# INFORMATION SHOWN start

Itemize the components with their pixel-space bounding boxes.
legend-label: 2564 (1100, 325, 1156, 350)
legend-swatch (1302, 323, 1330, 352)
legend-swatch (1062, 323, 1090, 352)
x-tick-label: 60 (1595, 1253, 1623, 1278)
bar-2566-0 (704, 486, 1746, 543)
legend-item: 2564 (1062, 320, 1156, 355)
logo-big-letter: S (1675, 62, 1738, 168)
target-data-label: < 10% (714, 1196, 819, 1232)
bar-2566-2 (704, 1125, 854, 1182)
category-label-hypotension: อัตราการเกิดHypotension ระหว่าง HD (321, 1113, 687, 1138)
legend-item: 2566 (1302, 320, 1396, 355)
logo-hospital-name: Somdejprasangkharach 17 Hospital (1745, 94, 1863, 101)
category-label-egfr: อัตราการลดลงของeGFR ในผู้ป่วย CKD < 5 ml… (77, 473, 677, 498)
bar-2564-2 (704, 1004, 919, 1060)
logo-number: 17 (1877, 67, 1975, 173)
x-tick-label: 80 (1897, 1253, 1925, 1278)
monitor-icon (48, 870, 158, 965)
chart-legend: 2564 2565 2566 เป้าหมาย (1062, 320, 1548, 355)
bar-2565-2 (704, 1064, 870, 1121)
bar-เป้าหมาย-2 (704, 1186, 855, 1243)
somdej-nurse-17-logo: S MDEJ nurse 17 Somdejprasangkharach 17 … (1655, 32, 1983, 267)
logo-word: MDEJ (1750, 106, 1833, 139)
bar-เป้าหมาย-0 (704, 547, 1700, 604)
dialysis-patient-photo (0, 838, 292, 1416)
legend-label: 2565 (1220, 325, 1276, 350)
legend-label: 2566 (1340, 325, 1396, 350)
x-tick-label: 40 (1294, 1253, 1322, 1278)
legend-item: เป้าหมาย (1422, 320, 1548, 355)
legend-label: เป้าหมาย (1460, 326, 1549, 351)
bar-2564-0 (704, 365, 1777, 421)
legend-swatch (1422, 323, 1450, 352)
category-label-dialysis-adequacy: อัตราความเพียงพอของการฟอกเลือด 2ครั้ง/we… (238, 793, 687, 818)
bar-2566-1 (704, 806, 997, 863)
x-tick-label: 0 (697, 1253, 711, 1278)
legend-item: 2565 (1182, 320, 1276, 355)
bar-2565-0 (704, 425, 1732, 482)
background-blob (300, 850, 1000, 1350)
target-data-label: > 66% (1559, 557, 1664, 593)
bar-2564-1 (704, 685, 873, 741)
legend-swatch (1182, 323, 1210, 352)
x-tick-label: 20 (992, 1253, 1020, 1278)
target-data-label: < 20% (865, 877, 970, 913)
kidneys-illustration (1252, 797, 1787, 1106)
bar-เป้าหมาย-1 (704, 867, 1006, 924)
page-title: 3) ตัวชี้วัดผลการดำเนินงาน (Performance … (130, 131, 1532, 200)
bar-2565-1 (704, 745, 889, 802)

# INFORMATION SHOWN end

• **PROBLEM DETAILS**
Copy everything from the start of the records down to the line containing "bar-2564-2 (704, 1004, 919, 1060)", substituting "legend-key" for "legend-swatch" and leaving the rest unchanged.

• **SOLUTION TO THIS PROBLEM**
Itemize the components with their pixel-space bounding boxes.
legend-label: 2564 (1100, 325, 1156, 350)
legend-key (1302, 323, 1330, 352)
legend-key (1062, 323, 1090, 352)
x-tick-label: 60 (1595, 1253, 1623, 1278)
bar-2566-0 (704, 486, 1746, 543)
legend-item: 2564 (1062, 320, 1156, 355)
logo-big-letter: S (1675, 62, 1738, 168)
target-data-label: < 10% (714, 1196, 819, 1232)
bar-2566-2 (704, 1125, 854, 1182)
category-label-hypotension: อัตราการเกิดHypotension ระหว่าง HD (321, 1113, 687, 1138)
legend-item: 2566 (1302, 320, 1396, 355)
logo-hospital-name: Somdejprasangkharach 17 Hospital (1745, 94, 1863, 101)
category-label-egfr: อัตราการลดลงของeGFR ในผู้ป่วย CKD < 5 ml… (77, 473, 677, 498)
bar-2564-2 (704, 1004, 919, 1060)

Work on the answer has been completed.